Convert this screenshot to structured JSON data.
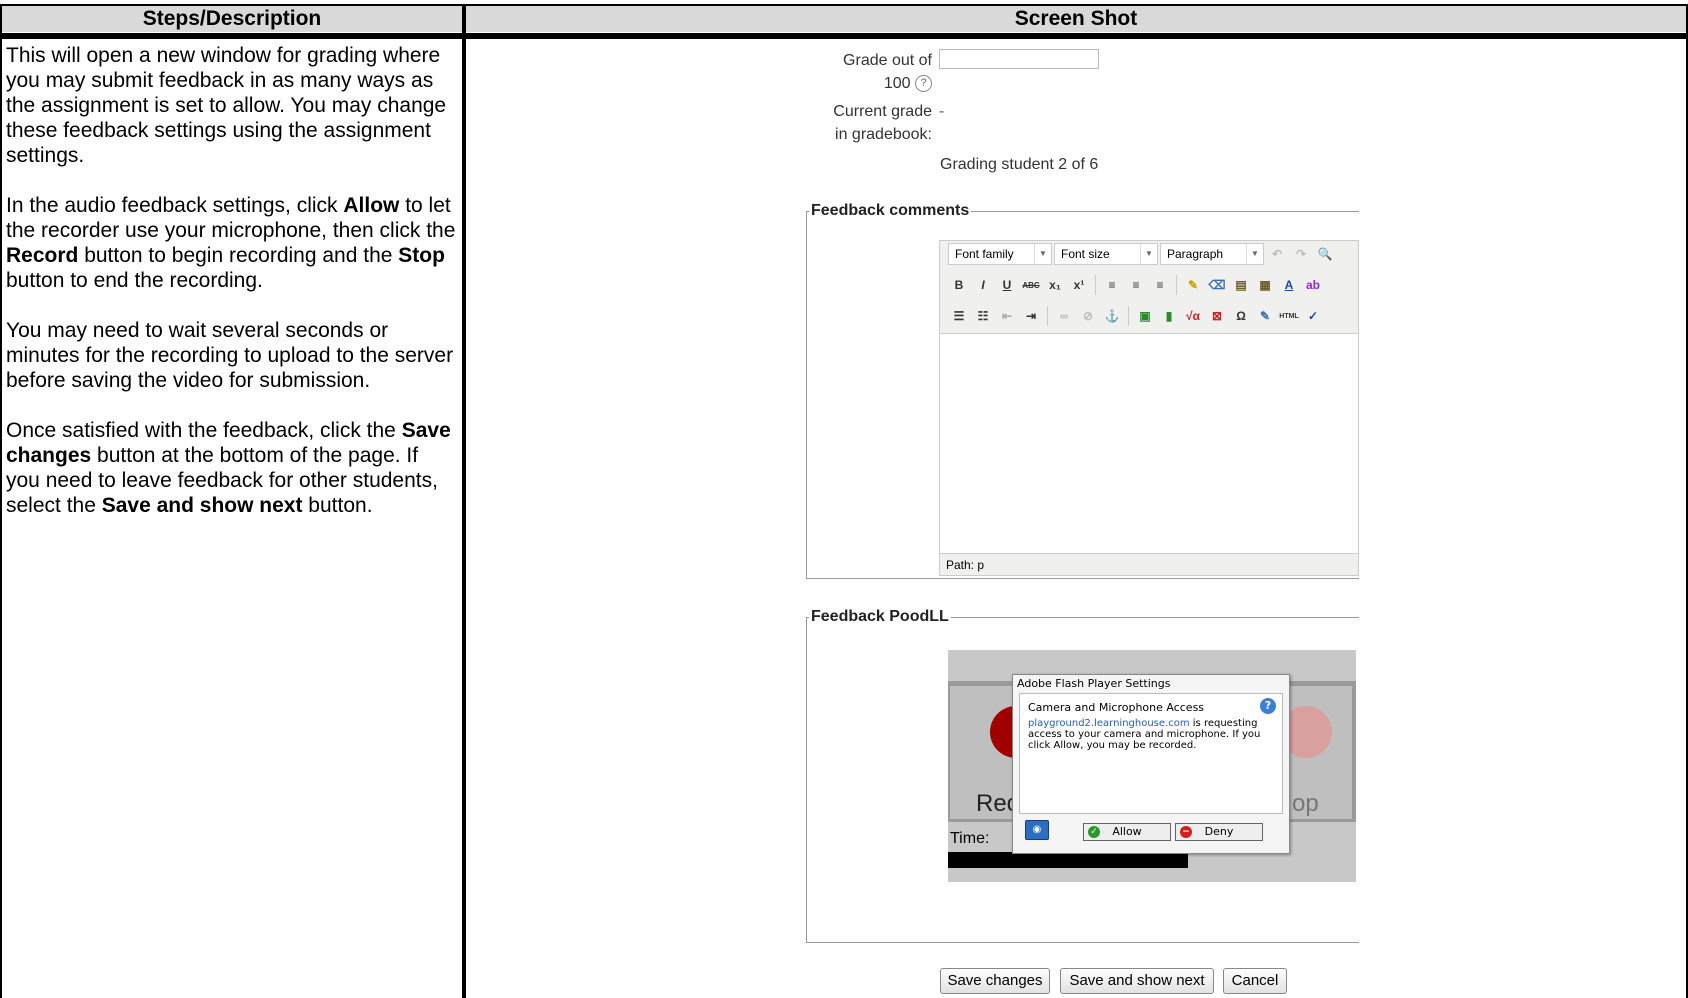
{
  "table": {
    "header_left": "Steps/Description",
    "header_right": "Screen Shot"
  },
  "description": {
    "p1": "This will open a new window for grading where you may submit feedback in as many ways as the assignment is set to allow. You may change these feedback settings using the assignment settings.",
    "p2_a": "In the audio feedback settings, click ",
    "p2_b": "Allow",
    "p2_c": " to let the recorder use your microphone, then click the ",
    "p2_d": "Record",
    "p2_e": " button to begin recording and the ",
    "p2_f": "Stop",
    "p2_g": " button to end the recording.",
    "p3": "You may need to wait several seconds or minutes for the recording to upload to the server before saving the video for submission.",
    "p4_a": "Once satisfied with the feedback, click the ",
    "p4_b": "Save changes",
    "p4_c": " button at the bottom of the page. If you need to leave feedback for other students, select the ",
    "p4_d": "Save and show next",
    "p4_e": " button."
  },
  "form": {
    "grade_label": "Grade out of",
    "grade_max": "100",
    "grade_value": "",
    "current_grade_label_1": "Current grade",
    "current_grade_label_2": "in gradebook:",
    "current_grade_value": "-",
    "grading_status": "Grading student 2 of 6"
  },
  "feedback_comments": {
    "legend": "Feedback comments",
    "font_family": "Font family",
    "font_size": "Font size",
    "paragraph": "Paragraph",
    "path": "Path: p"
  },
  "feedback_poodll": {
    "legend": "Feedback PoodLL",
    "record_label": "Rec",
    "stop_label": "op",
    "time_label": "Time:"
  },
  "flash_dialog": {
    "title": "Adobe Flash Player Settings",
    "heading": "Camera and Microphone Access",
    "host": "playground2.learninghouse.com",
    "message": " is requesting access to your camera and microphone. If you click Allow, you may be recorded.",
    "allow": "Allow",
    "deny": "Deny",
    "help_icon": "?"
  },
  "buttons": {
    "save": "Save changes",
    "save_next": "Save and show next",
    "cancel": "Cancel"
  }
}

○ ○ ○ ○ ○

* _TASK TO COMPLETE_
In the listing above, how many lines hold the word "click"? Give the number and nothing more.

* _RESULT_
4